Return a copy of every line in the records that includes the word "JSON".
▼
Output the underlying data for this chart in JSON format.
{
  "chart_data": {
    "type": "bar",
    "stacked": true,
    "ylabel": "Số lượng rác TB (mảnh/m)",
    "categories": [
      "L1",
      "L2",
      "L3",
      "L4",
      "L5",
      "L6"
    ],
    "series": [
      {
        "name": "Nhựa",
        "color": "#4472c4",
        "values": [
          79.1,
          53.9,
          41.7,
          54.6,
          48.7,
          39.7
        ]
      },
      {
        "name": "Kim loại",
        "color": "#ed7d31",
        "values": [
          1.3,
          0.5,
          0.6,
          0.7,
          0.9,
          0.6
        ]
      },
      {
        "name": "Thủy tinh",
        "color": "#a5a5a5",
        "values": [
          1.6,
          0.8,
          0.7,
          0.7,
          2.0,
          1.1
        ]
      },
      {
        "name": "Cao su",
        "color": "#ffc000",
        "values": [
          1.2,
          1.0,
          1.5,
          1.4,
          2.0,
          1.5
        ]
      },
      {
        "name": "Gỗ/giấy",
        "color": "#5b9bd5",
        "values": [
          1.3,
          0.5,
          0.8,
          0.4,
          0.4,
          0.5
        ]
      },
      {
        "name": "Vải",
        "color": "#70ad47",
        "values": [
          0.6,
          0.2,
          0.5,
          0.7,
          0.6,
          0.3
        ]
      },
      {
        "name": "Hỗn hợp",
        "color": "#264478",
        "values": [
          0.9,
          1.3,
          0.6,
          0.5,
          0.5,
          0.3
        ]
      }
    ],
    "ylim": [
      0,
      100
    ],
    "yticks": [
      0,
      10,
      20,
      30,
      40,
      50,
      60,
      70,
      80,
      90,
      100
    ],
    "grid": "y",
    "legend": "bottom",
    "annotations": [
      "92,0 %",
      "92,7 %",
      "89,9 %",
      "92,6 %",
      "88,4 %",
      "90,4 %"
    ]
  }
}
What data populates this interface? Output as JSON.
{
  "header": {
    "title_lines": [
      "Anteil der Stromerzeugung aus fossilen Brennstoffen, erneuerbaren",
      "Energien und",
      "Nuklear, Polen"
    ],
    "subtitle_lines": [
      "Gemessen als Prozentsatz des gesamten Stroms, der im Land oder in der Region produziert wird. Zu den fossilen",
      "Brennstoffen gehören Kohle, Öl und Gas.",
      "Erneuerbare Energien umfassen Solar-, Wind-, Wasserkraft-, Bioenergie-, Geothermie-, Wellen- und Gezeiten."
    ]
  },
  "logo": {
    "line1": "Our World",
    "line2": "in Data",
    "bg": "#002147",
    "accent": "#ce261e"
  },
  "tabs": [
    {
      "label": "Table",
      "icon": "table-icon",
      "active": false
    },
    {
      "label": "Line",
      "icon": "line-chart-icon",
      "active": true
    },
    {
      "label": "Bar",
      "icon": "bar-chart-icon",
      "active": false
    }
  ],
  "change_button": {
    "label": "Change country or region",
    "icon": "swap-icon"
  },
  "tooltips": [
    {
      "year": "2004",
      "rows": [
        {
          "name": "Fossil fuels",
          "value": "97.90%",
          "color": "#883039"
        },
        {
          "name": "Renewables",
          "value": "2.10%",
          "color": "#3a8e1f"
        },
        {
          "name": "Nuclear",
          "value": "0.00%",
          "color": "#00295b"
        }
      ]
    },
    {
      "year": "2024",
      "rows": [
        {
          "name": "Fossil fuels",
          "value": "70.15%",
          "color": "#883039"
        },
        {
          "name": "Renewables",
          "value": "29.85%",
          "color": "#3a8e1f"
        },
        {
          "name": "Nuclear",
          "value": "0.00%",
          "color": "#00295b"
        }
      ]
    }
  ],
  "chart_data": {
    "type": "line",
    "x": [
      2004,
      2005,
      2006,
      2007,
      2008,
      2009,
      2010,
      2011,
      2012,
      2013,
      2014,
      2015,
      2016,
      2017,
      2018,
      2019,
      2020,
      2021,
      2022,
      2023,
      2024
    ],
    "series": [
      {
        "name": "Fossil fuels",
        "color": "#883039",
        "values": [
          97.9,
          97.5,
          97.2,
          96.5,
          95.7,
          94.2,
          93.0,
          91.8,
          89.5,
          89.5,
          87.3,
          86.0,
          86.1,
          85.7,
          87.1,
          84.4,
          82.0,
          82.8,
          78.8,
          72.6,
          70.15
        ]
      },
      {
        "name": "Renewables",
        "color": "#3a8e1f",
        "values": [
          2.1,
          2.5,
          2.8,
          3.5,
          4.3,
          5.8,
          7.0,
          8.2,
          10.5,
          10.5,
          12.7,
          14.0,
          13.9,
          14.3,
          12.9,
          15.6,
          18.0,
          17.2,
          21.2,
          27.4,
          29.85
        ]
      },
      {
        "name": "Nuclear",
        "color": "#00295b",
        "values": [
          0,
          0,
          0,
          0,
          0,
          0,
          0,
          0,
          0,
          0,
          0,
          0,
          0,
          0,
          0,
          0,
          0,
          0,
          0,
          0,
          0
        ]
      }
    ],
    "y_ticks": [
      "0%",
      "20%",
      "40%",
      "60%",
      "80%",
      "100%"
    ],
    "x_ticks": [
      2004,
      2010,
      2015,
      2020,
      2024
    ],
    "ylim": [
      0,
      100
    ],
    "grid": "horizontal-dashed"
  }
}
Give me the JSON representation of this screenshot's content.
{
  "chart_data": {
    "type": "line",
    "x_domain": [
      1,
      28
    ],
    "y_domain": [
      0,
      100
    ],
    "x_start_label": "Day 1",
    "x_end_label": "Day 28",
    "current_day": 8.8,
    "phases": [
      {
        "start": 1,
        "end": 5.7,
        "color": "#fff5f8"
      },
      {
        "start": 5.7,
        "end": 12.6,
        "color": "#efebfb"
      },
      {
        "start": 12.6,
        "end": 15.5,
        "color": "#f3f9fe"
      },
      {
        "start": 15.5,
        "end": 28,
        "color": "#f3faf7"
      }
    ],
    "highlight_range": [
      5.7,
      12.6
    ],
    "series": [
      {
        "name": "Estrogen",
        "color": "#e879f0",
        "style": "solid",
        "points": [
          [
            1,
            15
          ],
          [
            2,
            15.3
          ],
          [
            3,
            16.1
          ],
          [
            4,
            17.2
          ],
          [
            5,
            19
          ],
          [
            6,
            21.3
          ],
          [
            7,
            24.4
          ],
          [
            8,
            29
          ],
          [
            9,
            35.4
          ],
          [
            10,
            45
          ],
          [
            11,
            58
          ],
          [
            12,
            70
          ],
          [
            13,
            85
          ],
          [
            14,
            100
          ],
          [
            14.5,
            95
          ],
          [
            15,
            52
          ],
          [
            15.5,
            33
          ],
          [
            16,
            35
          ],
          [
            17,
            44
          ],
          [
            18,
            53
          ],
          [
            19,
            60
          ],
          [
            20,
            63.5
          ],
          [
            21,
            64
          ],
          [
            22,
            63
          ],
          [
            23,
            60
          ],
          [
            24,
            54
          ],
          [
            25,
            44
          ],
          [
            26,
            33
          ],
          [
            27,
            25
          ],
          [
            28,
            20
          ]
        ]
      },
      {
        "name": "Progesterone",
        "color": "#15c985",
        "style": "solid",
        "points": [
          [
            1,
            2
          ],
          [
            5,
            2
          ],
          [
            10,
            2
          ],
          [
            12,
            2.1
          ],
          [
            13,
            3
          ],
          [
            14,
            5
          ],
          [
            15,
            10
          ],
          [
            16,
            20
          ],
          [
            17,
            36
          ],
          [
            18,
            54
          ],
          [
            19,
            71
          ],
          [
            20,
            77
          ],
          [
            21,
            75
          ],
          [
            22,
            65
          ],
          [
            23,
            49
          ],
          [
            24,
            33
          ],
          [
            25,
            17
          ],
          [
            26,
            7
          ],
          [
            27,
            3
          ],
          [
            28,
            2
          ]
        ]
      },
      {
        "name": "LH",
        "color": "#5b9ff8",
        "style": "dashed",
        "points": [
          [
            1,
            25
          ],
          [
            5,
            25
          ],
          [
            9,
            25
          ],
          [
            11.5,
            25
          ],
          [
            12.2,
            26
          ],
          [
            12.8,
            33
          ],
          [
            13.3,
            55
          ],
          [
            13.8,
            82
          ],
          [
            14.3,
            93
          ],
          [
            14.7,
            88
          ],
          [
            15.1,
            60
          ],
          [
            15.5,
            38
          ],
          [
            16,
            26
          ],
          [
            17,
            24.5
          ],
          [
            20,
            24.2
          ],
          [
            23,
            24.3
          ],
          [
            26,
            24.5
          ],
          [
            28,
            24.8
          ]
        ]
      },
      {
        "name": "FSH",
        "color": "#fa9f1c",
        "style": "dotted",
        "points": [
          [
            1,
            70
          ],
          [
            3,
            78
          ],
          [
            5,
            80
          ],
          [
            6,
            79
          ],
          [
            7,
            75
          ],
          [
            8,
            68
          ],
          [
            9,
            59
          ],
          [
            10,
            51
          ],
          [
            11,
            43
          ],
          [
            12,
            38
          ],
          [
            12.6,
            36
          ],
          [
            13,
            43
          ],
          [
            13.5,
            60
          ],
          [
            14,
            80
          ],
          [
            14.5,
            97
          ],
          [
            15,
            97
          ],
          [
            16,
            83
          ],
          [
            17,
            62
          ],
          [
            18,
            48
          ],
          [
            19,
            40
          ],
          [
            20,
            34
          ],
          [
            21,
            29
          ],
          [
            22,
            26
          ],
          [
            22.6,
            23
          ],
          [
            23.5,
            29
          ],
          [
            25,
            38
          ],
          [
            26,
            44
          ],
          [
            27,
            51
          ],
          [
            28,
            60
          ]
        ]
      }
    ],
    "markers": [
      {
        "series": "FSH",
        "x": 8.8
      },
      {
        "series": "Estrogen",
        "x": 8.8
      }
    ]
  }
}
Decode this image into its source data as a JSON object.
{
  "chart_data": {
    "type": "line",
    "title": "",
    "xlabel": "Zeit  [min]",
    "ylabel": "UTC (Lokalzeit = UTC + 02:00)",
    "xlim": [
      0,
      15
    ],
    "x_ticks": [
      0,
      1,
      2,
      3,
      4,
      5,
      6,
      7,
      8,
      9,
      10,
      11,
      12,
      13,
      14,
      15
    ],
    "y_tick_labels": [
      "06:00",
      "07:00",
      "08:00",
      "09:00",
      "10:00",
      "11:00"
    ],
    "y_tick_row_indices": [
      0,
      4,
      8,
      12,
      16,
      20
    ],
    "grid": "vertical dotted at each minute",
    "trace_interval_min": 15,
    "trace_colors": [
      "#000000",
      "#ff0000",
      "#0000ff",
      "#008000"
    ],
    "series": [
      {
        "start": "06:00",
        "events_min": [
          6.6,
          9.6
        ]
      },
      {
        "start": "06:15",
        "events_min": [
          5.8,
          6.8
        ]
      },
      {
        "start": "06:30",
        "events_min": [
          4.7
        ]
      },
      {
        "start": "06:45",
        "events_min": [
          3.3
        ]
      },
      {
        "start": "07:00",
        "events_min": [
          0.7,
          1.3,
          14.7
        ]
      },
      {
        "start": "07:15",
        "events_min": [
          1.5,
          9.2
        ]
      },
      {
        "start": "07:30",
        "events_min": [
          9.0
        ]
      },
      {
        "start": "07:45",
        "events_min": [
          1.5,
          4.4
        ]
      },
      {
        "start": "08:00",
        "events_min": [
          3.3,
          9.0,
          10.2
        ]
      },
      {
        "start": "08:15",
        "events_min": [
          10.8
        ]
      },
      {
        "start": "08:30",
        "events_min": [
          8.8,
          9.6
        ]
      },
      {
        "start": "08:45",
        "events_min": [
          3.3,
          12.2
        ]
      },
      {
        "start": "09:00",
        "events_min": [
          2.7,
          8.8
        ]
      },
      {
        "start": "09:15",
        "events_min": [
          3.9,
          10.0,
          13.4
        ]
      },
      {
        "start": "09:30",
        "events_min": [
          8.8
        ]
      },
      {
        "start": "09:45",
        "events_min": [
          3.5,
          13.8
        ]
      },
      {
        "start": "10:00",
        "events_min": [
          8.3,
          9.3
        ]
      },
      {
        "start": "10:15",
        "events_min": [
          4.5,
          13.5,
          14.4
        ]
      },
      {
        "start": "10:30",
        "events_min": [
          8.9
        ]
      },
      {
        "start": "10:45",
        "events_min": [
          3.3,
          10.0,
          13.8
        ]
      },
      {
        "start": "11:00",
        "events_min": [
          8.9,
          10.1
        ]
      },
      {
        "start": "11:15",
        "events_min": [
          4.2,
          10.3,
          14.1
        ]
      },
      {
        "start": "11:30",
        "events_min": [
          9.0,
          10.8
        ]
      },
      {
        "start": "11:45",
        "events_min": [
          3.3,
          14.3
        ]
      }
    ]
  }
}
▲
Solved problem –
Output the underlying data for this chart in JSON format.
What data populates this interface? Output as JSON.
Give me the JSON representation of this screenshot's content.
Decode this image into its source data as a JSON object.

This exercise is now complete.